*Aim*
Scan the data. Collect each line that contains the word "Pace".

*Extracted information*
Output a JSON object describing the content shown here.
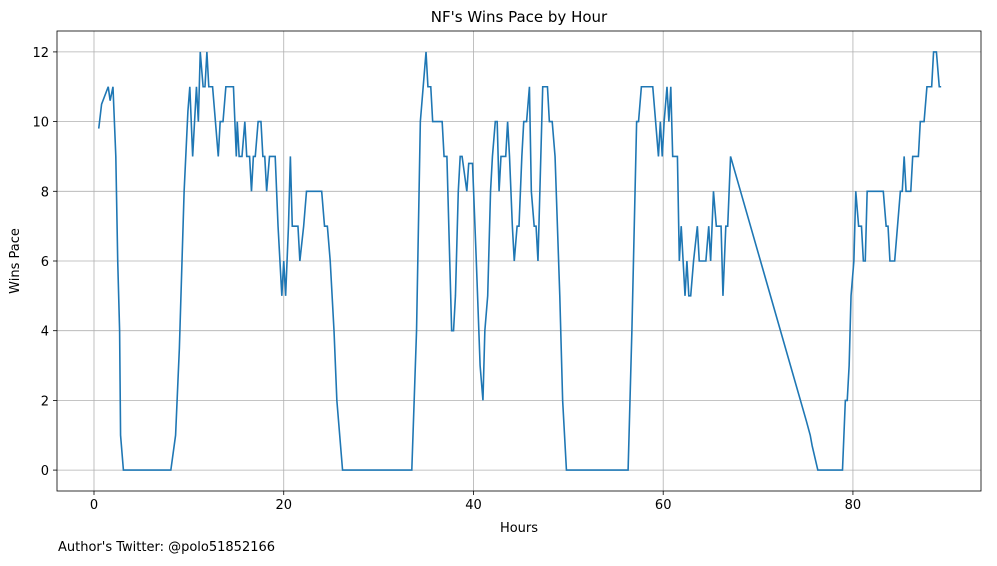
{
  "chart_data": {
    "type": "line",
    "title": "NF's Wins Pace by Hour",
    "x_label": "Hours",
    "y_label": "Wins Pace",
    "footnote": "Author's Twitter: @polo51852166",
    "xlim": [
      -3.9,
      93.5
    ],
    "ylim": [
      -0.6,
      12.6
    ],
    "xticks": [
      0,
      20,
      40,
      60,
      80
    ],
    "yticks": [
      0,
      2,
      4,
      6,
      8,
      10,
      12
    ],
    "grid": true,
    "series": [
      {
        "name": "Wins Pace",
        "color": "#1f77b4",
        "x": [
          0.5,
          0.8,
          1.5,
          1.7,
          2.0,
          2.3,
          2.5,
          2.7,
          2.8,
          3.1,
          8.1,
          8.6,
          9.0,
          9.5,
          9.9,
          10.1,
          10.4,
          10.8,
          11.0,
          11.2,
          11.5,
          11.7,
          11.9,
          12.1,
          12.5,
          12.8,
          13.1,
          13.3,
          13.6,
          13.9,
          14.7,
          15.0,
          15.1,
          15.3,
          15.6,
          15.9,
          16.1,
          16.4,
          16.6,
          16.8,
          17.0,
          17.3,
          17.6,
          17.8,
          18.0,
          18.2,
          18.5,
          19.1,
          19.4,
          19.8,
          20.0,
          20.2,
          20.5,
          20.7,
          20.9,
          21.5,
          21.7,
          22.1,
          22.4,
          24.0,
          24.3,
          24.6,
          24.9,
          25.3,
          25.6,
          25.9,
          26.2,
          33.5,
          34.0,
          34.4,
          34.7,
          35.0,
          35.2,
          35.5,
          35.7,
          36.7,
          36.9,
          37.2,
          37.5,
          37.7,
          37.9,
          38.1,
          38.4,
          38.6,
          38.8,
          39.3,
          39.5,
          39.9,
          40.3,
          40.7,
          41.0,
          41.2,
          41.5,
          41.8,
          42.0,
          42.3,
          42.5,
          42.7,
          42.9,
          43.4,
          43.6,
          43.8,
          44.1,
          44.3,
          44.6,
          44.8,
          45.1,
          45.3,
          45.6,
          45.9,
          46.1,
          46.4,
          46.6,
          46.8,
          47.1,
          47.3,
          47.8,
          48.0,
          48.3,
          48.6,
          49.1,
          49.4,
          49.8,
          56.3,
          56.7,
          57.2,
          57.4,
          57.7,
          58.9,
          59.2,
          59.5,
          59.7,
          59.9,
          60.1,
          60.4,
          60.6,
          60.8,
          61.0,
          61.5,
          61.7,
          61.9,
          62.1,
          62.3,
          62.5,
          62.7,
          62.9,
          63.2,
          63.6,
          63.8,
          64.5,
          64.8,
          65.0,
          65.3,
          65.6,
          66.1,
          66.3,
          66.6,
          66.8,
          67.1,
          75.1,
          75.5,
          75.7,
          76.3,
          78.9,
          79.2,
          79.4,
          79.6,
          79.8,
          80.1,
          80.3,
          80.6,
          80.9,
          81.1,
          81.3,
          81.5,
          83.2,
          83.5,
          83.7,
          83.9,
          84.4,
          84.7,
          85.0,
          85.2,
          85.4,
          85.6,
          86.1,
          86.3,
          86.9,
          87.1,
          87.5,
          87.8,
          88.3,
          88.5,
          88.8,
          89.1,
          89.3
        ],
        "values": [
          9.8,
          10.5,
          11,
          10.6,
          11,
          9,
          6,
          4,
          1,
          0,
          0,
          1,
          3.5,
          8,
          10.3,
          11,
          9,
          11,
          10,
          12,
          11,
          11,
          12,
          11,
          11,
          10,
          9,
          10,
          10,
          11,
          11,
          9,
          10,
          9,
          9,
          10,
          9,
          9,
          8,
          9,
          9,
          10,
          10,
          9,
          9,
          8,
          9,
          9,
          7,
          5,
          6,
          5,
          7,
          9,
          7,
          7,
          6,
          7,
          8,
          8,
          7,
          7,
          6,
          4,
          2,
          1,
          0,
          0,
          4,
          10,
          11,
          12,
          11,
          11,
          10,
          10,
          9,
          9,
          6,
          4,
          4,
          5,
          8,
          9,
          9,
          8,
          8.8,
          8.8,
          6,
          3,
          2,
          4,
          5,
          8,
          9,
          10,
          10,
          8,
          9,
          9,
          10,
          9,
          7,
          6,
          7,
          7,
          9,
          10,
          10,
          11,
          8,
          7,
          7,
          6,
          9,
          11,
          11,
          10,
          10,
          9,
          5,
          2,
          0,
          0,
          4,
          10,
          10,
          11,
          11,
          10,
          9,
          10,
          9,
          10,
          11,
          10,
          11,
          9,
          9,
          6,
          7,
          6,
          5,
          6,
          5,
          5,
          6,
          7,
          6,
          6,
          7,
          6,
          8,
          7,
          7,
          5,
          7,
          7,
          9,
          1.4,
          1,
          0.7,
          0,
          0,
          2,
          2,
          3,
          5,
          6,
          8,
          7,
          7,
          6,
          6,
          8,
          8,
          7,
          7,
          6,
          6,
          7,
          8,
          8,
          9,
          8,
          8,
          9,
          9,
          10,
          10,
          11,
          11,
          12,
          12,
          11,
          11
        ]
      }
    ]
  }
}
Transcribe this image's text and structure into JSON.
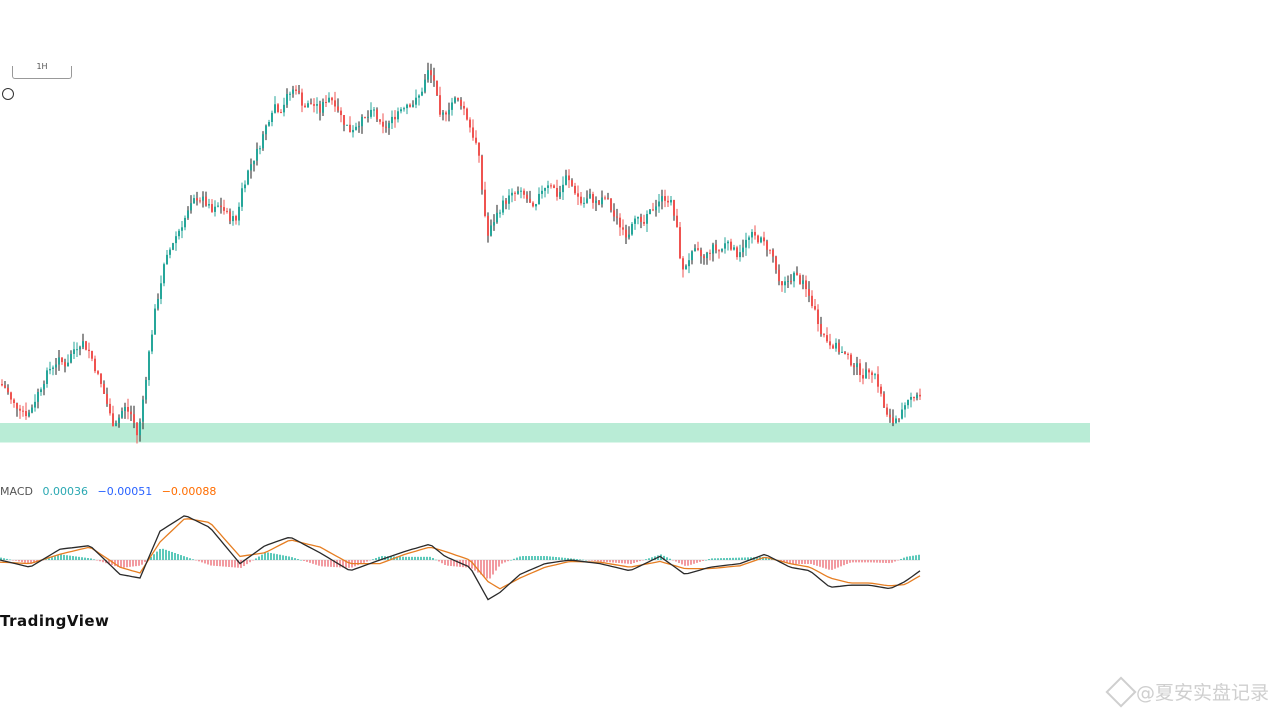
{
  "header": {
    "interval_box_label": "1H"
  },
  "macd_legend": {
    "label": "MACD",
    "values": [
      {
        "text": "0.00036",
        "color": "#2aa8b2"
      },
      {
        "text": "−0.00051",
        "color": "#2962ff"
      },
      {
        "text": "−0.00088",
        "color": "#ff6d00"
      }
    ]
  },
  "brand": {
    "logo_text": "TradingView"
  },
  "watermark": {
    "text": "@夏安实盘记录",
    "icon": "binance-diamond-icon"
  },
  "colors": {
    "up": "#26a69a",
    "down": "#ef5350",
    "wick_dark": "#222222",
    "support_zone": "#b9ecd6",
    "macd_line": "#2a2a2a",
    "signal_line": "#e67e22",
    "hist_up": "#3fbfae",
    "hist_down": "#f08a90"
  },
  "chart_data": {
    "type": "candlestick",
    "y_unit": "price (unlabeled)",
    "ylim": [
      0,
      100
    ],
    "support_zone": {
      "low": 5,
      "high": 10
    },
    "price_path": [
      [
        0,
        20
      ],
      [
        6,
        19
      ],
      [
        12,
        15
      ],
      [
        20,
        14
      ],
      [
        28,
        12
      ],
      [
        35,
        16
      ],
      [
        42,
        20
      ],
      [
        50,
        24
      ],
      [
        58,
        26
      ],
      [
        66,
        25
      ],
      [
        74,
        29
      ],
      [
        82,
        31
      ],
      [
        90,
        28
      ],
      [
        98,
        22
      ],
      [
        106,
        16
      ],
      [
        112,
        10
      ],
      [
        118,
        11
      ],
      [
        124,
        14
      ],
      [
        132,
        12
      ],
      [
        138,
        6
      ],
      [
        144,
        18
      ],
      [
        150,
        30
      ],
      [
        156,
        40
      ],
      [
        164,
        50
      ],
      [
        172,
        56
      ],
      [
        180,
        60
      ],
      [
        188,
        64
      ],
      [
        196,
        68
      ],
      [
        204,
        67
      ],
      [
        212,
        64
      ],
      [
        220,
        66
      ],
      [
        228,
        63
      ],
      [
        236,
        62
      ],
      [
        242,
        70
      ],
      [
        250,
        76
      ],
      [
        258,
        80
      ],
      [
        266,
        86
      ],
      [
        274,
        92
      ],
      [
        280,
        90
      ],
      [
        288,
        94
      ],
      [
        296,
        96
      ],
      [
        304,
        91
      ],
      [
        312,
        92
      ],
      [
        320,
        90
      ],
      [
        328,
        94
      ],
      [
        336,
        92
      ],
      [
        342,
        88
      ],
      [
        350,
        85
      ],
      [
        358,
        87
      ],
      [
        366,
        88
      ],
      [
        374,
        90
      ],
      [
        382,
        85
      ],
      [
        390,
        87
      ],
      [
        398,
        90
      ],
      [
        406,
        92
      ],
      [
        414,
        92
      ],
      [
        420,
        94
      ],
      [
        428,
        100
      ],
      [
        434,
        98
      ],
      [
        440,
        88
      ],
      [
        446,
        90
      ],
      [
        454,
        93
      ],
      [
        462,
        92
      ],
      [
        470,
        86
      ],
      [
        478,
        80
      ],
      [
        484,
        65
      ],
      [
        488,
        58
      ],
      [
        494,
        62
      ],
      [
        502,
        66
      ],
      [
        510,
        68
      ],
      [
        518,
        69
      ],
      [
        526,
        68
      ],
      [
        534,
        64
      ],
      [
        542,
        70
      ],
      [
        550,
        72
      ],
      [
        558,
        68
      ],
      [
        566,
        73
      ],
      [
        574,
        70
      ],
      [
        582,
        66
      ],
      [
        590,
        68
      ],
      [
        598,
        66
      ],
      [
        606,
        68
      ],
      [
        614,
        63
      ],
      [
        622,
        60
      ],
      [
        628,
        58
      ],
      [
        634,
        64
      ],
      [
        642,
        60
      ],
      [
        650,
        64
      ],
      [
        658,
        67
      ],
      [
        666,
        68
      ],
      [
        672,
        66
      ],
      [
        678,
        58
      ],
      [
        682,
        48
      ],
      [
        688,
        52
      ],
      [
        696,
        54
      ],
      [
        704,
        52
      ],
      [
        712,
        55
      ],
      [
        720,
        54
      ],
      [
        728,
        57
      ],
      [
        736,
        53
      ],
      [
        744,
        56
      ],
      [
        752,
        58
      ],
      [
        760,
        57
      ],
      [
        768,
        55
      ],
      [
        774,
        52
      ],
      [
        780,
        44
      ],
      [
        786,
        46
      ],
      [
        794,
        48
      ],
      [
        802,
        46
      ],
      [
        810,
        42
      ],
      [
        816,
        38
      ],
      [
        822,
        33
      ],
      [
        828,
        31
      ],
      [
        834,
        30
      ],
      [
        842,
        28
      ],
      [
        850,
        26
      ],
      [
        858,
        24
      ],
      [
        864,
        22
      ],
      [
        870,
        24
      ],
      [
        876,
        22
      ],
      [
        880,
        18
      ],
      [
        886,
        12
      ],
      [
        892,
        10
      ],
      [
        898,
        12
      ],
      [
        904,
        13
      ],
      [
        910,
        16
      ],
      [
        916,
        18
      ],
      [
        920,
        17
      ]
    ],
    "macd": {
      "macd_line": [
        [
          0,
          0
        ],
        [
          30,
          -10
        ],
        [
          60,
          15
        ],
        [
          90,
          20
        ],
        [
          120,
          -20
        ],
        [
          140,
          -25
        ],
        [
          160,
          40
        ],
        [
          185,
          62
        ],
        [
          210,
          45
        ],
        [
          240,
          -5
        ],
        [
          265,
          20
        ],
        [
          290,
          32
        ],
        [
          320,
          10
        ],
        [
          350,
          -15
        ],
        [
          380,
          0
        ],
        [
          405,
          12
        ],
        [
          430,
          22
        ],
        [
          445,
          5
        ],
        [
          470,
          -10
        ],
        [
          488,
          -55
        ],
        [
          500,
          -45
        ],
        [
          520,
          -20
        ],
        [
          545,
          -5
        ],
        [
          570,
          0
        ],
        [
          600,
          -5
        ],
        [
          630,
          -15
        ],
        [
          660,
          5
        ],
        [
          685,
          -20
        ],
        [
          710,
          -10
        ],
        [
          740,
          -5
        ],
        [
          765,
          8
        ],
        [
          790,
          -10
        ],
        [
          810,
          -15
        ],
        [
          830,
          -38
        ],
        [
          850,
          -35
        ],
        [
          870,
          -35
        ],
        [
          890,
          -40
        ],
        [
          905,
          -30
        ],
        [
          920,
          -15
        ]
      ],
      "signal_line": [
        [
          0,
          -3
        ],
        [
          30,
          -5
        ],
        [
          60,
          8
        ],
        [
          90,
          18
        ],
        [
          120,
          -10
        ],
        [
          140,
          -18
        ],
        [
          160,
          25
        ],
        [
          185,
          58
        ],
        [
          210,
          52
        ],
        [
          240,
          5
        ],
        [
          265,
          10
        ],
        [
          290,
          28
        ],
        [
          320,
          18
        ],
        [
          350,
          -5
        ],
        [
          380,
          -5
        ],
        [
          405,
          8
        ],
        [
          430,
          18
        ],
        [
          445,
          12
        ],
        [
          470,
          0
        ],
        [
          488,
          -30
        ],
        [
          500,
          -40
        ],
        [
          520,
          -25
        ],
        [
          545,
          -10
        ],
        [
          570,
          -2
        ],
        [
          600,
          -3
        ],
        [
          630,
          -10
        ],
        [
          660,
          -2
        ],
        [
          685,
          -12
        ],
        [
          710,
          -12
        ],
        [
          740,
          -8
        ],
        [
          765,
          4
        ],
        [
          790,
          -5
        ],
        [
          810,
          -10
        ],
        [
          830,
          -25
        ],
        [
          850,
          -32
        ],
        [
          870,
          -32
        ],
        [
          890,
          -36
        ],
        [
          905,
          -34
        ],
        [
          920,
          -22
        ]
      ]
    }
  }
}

*Answer for the task*
    "title": "NF's Wins Pace by Hour",
    "y_label": "Wins Pace",
        "name": "Wins Pace",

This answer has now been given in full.